-- start of DATA RECORDS --

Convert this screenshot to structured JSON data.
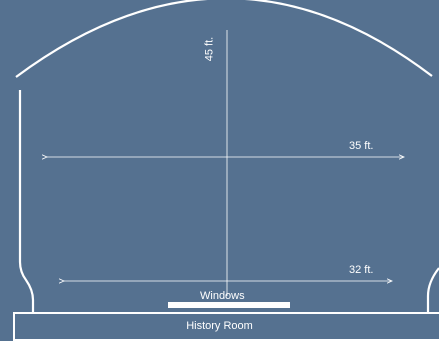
{
  "diagram": {
    "background_color": "#557190",
    "line_color": "#ffffff",
    "dimensions": {
      "height_label": "45 ft.",
      "width_upper_label": "35 ft.",
      "width_lower_label": "32 ft."
    },
    "features": {
      "windows_label": "Windows",
      "room_label": "History Room"
    }
  }
}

-- end of DATA RECORDS --

• REQUIRED TASK:
Pictures stay out; repeat all the rest of the records exactly.

• RIGHT ANSWER:
Convert this screenshot to structured JSON data.
{
  "diagram": {
    "background_color": "#557190",
    "line_color": "#ffffff",
    "dimensions": {
      "height_label": "45 ft.",
      "width_upper_label": "35 ft.",
      "width_lower_label": "32 ft."
    },
    "features": {
      "windows_label": "Windows",
      "room_label": "History Room"
    }
  }
}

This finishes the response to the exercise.